PROBLEM DESCRIPTION:
Check each line of the data for "energies" and select those that have it.

TASK DATA:
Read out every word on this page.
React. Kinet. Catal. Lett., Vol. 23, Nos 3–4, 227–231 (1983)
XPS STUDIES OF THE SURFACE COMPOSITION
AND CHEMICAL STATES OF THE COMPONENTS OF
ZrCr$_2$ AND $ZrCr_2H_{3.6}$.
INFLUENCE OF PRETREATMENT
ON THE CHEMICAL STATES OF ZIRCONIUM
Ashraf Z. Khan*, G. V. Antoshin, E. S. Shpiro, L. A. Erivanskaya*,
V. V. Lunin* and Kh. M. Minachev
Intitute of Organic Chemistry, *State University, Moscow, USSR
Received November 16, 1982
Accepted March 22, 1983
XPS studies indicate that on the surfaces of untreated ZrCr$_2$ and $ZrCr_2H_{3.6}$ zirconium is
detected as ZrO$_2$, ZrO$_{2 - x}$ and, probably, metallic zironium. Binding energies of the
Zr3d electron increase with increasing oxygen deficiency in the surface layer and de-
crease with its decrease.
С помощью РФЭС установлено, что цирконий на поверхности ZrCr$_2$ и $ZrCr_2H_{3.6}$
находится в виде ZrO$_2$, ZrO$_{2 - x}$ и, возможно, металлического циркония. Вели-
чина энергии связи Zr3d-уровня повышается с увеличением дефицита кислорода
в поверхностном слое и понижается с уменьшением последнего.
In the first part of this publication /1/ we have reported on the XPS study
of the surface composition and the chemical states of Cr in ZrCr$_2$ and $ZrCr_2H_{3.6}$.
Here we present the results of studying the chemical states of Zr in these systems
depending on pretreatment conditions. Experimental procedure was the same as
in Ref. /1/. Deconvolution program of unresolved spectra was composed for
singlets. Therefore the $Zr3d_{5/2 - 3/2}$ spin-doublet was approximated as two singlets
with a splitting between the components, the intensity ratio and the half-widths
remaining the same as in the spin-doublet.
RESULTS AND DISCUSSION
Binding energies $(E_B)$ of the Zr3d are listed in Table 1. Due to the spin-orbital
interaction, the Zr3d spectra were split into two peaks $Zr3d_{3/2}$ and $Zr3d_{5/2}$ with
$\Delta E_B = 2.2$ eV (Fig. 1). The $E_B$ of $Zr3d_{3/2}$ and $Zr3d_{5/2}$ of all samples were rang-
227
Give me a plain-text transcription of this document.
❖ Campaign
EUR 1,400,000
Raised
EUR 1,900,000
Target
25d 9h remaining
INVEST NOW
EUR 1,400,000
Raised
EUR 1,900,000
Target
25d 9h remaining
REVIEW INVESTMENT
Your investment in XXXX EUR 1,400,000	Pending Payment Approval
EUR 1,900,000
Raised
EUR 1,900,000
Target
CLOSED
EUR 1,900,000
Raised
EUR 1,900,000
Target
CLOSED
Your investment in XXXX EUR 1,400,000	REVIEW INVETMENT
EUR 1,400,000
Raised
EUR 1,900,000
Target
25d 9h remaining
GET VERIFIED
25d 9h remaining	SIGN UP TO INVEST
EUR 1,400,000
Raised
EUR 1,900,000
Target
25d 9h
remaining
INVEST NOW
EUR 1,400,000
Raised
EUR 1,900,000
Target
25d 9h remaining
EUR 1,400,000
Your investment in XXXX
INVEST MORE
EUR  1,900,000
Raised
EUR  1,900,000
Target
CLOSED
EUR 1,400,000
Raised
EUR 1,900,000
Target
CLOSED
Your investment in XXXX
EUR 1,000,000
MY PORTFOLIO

ANSWER FOR THIS EXERCISE:
detected as ZrO$_2$, ZrO$_{2 - x}$ and, probably, metallic zironium. Binding energies of the
Binding energies $(E_B)$ of the Zr3d are listed in Table 1. Due to the spin-orbital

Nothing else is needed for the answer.